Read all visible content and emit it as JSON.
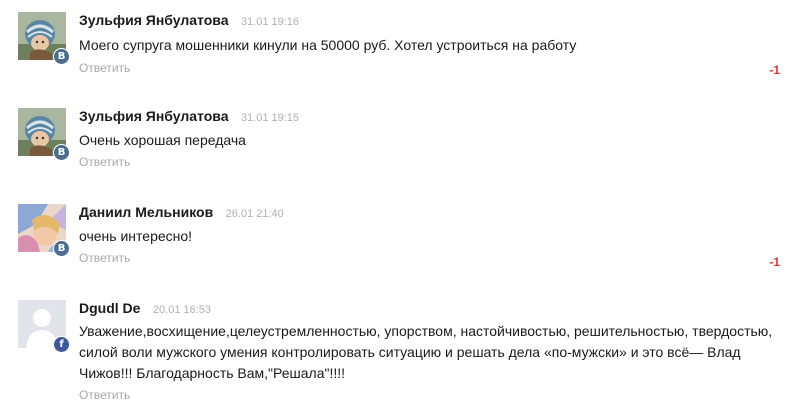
{
  "comments": [
    {
      "author": "Зульфия Янбулатова",
      "date": "31.01 19:16",
      "text": "Моего супруга мошенники кинули на 50000 руб. Хотел устроиться на работу",
      "reply": "Ответить",
      "rating": "-1",
      "network": "vk",
      "network_glyph": "B",
      "avatar_icon": "child-in-knit-hat-photo-icon"
    },
    {
      "author": "Зульфия Янбулатова",
      "date": "31.01 19:15",
      "text": "Очень хорошая передача",
      "reply": "Ответить",
      "network": "vk",
      "network_glyph": "B",
      "avatar_icon": "child-in-knit-hat-photo-icon"
    },
    {
      "author": "Даниил Мельников",
      "date": "26.01 21:40",
      "text": "очень интересно!",
      "reply": "Ответить",
      "rating": "-1",
      "network": "vk",
      "network_glyph": "B",
      "avatar_icon": "blurred-portrait-photo-icon"
    },
    {
      "author": "Dgudl De",
      "date": "20.01 16:53",
      "text_lines": [
        "Уважение,восхищение,целеустремленностью, упорством, настойчивостью, решительностью, твердостью,",
        "силой воли мужского умения контролировать ситуацию и решать дела «по-мужски» и это всё— Влад",
        "Чижов!!! Благодарность Вам,\"Решала\"!!!!"
      ],
      "reply": "Ответить",
      "network": "facebook",
      "network_glyph": "f",
      "avatar_icon": "default-user-silhouette-icon"
    }
  ],
  "colors": {
    "author": "#1a1a1a",
    "date": "#b0b0b0",
    "reply": "#a8a8a8",
    "rating_negative": "#e0352b",
    "vk_badge": "#4c6c91",
    "fb_badge": "#3b5998"
  }
}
★ ★ ★ ★ ★
THE TASK: Repeat everything in the records precisely. Images are excluded from the copy.

REPLY:
Read all visible content and emit it as JSON.
{
  "comments": [
    {
      "author": "Зульфия Янбулатова",
      "date": "31.01 19:16",
      "text": "Моего супруга мошенники кинули на 50000 руб. Хотел устроиться на работу",
      "reply": "Ответить",
      "rating": "-1",
      "network": "vk",
      "network_glyph": "B",
      "avatar_icon": "child-in-knit-hat-photo-icon"
    },
    {
      "author": "Зульфия Янбулатова",
      "date": "31.01 19:15",
      "text": "Очень хорошая передача",
      "reply": "Ответить",
      "network": "vk",
      "network_glyph": "B",
      "avatar_icon": "child-in-knit-hat-photo-icon"
    },
    {
      "author": "Даниил Мельников",
      "date": "26.01 21:40",
      "text": "очень интересно!",
      "reply": "Ответить",
      "rating": "-1",
      "network": "vk",
      "network_glyph": "B",
      "avatar_icon": "blurred-portrait-photo-icon"
    },
    {
      "author": "Dgudl De",
      "date": "20.01 16:53",
      "text_lines": [
        "Уважение,восхищение,целеустремленностью, упорством, настойчивостью, решительностью, твердостью,",
        "силой воли мужского умения контролировать ситуацию и решать дела «по-мужски» и это всё— Влад",
        "Чижов!!! Благодарность Вам,\"Решала\"!!!!"
      ],
      "reply": "Ответить",
      "network": "facebook",
      "network_glyph": "f",
      "avatar_icon": "default-user-silhouette-icon"
    }
  ],
  "colors": {
    "author": "#1a1a1a",
    "date": "#b0b0b0",
    "reply": "#a8a8a8",
    "rating_negative": "#e0352b",
    "vk_badge": "#4c6c91",
    "fb_badge": "#3b5998"
  }
}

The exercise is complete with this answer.